## [A block of data]
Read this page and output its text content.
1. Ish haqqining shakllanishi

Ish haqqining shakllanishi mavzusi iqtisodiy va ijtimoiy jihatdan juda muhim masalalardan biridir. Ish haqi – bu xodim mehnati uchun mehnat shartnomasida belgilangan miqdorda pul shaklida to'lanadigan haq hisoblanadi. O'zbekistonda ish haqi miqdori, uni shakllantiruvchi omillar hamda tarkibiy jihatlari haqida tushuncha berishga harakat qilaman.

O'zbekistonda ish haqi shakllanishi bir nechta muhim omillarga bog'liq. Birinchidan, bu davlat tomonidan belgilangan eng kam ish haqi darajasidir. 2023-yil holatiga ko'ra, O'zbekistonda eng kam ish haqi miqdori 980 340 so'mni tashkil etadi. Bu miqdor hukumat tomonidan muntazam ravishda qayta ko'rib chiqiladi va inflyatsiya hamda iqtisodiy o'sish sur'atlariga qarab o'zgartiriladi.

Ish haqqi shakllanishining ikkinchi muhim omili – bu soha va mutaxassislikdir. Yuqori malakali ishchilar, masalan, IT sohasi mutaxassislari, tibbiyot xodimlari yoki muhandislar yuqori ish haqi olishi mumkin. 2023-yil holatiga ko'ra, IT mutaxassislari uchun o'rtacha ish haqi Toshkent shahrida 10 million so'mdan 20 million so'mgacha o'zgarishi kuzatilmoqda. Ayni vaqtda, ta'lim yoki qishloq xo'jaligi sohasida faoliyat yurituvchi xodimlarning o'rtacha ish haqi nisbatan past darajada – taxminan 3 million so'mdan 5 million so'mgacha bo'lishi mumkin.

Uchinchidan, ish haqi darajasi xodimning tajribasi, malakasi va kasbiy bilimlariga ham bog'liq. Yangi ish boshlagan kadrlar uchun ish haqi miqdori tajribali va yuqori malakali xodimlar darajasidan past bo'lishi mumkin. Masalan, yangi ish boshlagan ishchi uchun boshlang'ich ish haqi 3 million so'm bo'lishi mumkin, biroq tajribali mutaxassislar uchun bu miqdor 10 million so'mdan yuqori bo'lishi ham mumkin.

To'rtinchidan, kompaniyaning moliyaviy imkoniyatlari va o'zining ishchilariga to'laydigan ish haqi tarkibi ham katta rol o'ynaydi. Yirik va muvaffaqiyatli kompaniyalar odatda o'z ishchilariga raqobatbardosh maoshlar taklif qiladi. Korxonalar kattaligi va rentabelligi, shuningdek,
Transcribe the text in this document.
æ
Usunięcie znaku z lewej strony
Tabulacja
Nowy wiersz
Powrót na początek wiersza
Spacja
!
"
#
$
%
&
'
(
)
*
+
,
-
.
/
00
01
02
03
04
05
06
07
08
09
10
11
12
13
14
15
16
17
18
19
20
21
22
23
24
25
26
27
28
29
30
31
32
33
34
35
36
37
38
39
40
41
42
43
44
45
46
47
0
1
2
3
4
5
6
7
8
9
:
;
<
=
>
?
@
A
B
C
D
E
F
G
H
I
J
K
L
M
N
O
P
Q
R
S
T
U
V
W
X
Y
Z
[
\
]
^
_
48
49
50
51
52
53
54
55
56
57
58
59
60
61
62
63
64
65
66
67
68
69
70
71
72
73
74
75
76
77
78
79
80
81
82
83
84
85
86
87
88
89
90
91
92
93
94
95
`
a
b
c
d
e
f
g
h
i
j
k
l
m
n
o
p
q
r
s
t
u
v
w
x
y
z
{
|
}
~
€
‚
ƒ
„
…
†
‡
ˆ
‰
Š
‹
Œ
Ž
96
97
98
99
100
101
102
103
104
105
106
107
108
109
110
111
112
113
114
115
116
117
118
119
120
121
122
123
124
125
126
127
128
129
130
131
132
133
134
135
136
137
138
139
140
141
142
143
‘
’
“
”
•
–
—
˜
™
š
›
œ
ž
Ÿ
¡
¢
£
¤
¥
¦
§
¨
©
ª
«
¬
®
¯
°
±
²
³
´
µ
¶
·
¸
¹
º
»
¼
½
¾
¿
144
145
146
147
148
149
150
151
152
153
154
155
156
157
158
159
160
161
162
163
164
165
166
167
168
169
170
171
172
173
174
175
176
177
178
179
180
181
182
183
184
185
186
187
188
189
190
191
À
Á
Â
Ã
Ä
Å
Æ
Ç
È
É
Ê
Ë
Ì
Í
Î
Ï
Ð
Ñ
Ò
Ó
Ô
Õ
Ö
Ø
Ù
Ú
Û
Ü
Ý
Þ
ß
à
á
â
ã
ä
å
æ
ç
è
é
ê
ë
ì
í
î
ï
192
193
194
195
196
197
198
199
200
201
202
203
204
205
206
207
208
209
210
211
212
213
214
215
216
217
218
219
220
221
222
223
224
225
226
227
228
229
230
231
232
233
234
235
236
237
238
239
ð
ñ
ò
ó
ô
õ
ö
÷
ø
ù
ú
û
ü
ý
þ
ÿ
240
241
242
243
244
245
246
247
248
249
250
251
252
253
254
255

## [Short exercise]
Produce an exact copy of the whole listing.

## [Full answer]
Read this page and output its text content.
1. Ish haqqining shakllanishi

Ish haqqining shakllanishi mavzusi iqtisodiy va ijtimoiy jihatdan juda muhim masalalardan biridir. Ish haqi – bu xodim mehnati uchun mehnat shartnomasida belgilangan miqdorda pul shaklida to'lanadigan haq hisoblanadi. O'zbekistonda ish haqi miqdori, uni shakllantiruvchi omillar hamda tarkibiy jihatlari haqida tushuncha berishga harakat qilaman.

O'zbekistonda ish haqi shakllanishi bir nechta muhim omillarga bog'liq. Birinchidan, bu davlat tomonidan belgilangan eng kam ish haqi darajasidir. 2023-yil holatiga ko'ra, O'zbekistonda eng kam ish haqi miqdori 980 340 so'mni tashkil etadi. Bu miqdor hukumat tomonidan muntazam ravishda qayta ko'rib chiqiladi va inflyatsiya hamda iqtisodiy o'sish sur'atlariga qarab o'zgartiriladi.

Ish haqqi shakllanishining ikkinchi muhim omili – bu soha va mutaxassislikdir. Yuqori malakali ishchilar, masalan, IT sohasi mutaxassislari, tibbiyot xodimlari yoki muhandislar yuqori ish haqi olishi mumkin. 2023-yil holatiga ko'ra, IT mutaxassislari uchun o'rtacha ish haqi Toshkent shahrida 10 million so'mdan 20 million so'mgacha o'zgarishi kuzatilmoqda. Ayni vaqtda, ta'lim yoki qishloq xo'jaligi sohasida faoliyat yurituvchi xodimlarning o'rtacha ish haqi nisbatan past darajada – taxminan 3 million so'mdan 5 million so'mgacha bo'lishi mumkin.

Uchinchidan, ish haqi darajasi xodimning tajribasi, malakasi va kasbiy bilimlariga ham bog'liq. Yangi ish boshlagan kadrlar uchun ish haqi miqdori tajribali va yuqori malakali xodimlar darajasidan past bo'lishi mumkin. Masalan, yangi ish boshlagan ishchi uchun boshlang'ich ish haqi 3 million so'm bo'lishi mumkin, biroq tajribali mutaxassislar uchun bu miqdor 10 million so'mdan yuqori bo'lishi ham mumkin.

To'rtinchidan, kompaniyaning moliyaviy imkoniyatlari va o'zining ishchilariga to'laydigan ish haqi tarkibi ham katta rol o'ynaydi. Yirik va muvaffaqiyatli kompaniyalar odatda o'z ishchilariga raqobatbardosh maoshlar taklif qiladi. Korxonalar kattaligi va rentabelligi, shuningdek,
Transcribe the text in this document.
æ
Usunięcie znaku z lewej strony
Tabulacja
Nowy wiersz
Powrót na początek wiersza
Spacja
!
"
#
$
%
&
'
(
)
*
+
,
-
.
/
00
01
02
03
04
05
06
07
08
09
10
11
12
13
14
15
16
17
18
19
20
21
22
23
24
25
26
27
28
29
30
31
32
33
34
35
36
37
38
39
40
41
42
43
44
45
46
47
0
1
2
3
4
5
6
7
8
9
:
;
<
=
>
?
@
A
B
C
D
E
F
G
H
I
J
K
L
M
N
O
P
Q
R
S
T
U
V
W
X
Y
Z
[
\
]
^
_
48
49
50
51
52
53
54
55
56
57
58
59
60
61
62
63
64
65
66
67
68
69
70
71
72
73
74
75
76
77
78
79
80
81
82
83
84
85
86
87
88
89
90
91
92
93
94
95
`
a
b
c
d
e
f
g
h
i
j
k
l
m
n
o
p
q
r
s
t
u
v
w
x
y
z
{
|
}
~
€
‚
ƒ
„
…
†
‡
ˆ
‰
Š
‹
Œ
Ž
96
97
98
99
100
101
102
103
104
105
106
107
108
109
110
111
112
113
114
115
116
117
118
119
120
121
122
123
124
125
126
127
128
129
130
131
132
133
134
135
136
137
138
139
140
141
142
143
‘
’
“
”
•
–
—
˜
™
š
›
œ
ž
Ÿ
¡
¢
£
¤
¥
¦
§
¨
©
ª
«
¬
®
¯
°
±
²
³
´
µ
¶
·
¸
¹
º
»
¼
½
¾
¿
144
145
146
147
148
149
150
151
152
153
154
155
156
157
158
159
160
161
162
163
164
165
166
167
168
169
170
171
172
173
174
175
176
177
178
179
180
181
182
183
184
185
186
187
188
189
190
191
À
Á
Â
Ã
Ä
Å
Æ
Ç
È
É
Ê
Ë
Ì
Í
Î
Ï
Ð
Ñ
Ò
Ó
Ô
Õ
Ö
Ø
Ù
Ú
Û
Ü
Ý
Þ
ß
à
á
â
ã
ä
å
æ
ç
è
é
ê
ë
ì
í
î
ï
192
193
194
195
196
197
198
199
200
201
202
203
204
205
206
207
208
209
210
211
212
213
214
215
216
217
218
219
220
221
222
223
224
225
226
227
228
229
230
231
232
233
234
235
236
237
238
239
ð
ñ
ò
ó
ô
õ
ö
÷
ø
ù
ú
û
ü
ý
þ
ÿ
240
241
242
243
244
245
246
247
248
249
250
251
252
253
254
255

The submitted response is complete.